**Record extracts**

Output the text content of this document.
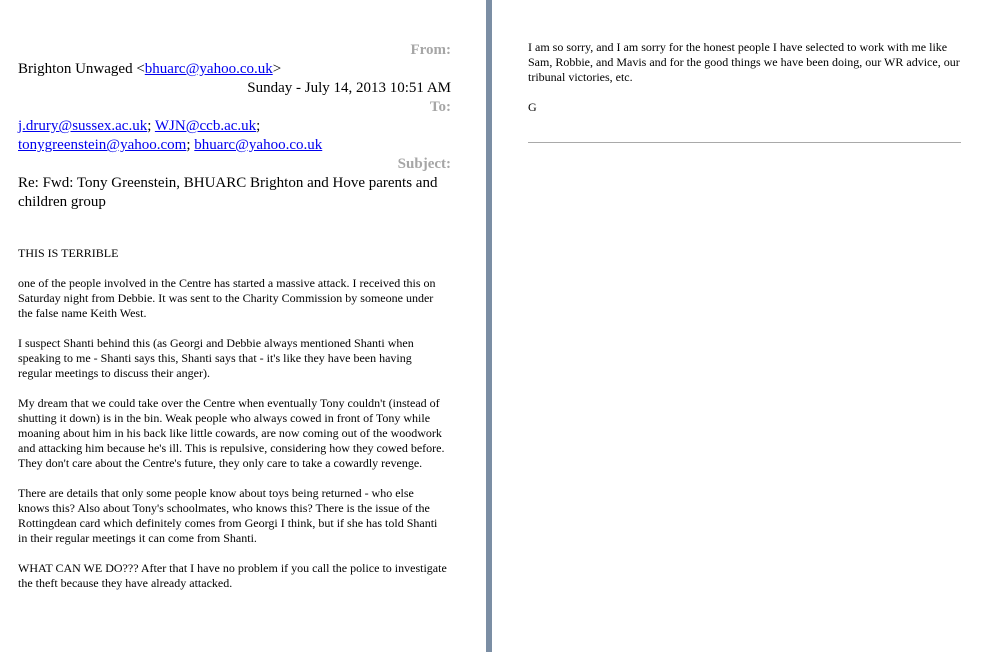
From:
Brighton Unwaged <bhuarc@yahoo.co.uk>
Sunday - July 14, 2013 10:51 AM
To:
j.drury@sussex.ac.uk; WJN@ccb.ac.uk;
tonygreenstein@yahoo.com; bhuarc@yahoo.co.uk
Subject:
Re: Fwd: Tony Greenstein, BHUARC Brighton and Hove parents and children group

THIS IS TERRIBLE

one of the people involved in the Centre has started a massive attack. I received this on Saturday night from Debbie. It was sent to the Charity Commission by someone under the false name Keith West.

I suspect Shanti behind this (as Georgi and Debbie always mentioned Shanti when speaking to me - Shanti says this, Shanti says that - it's like they have been having regular meetings to discuss their anger).

My dream that we could take over the Centre when eventually Tony couldn't (instead of shutting it down) is in the bin. Weak people who always cowed in front of Tony while moaning about him in his back like little cowards, are now coming out of the woodwork and attacking him because he's ill. This is repulsive, considering how they cowed before. They don't care about the Centre's future, they only care to take a cowardly revenge.

There are details that only some people know about toys being returned - who else knows this? Also about Tony's schoolmates, who knows this? There is the issue of the Rottingdean card which definitely comes from Georgi I think, but if she has told Shanti in their regular meetings it can come from Shanti.

WHAT CAN WE DO??? After that I have no problem if you call the police to investigate the theft because they have already attacked.

I am so sorry, and I am sorry for the honest people I have selected to work with me like Sam, Robbie, and Mavis and for the good things we have been doing, our WR advice, our tribunal victories, etc.

G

**What is expected**
Each record above must be returned exactly as written, with its pictures omitted.

**Exercise solution**
Output the text content of this document.
From:
Brighton Unwaged <bhuarc@yahoo.co.uk>
Sunday - July 14, 2013 10:51 AM
To:
j.drury@sussex.ac.uk; WJN@ccb.ac.uk;
tonygreenstein@yahoo.com; bhuarc@yahoo.co.uk
Subject:
Re: Fwd: Tony Greenstein, BHUARC Brighton and Hove parents and children group

THIS IS TERRIBLE

one of the people involved in the Centre has started a massive attack. I received this on Saturday night from Debbie. It was sent to the Charity Commission by someone under the false name Keith West.

I suspect Shanti behind this (as Georgi and Debbie always mentioned Shanti when speaking to me - Shanti says this, Shanti says that - it's like they have been having regular meetings to discuss their anger).

My dream that we could take over the Centre when eventually Tony couldn't (instead of shutting it down) is in the bin. Weak people who always cowed in front of Tony while moaning about him in his back like little cowards, are now coming out of the woodwork and attacking him because he's ill. This is repulsive, considering how they cowed before. They don't care about the Centre's future, they only care to take a cowardly revenge.

There are details that only some people know about toys being returned - who else knows this? Also about Tony's schoolmates, who knows this? There is the issue of the Rottingdean card which definitely comes from Georgi I think, but if she has told Shanti in their regular meetings it can come from Shanti.

WHAT CAN WE DO??? After that I have no problem if you call the police to investigate the theft because they have already attacked.

I am so sorry, and I am sorry for the honest people I have selected to work with me like Sam, Robbie, and Mavis and for the good things we have been doing, our WR advice, our tribunal victories, etc.

G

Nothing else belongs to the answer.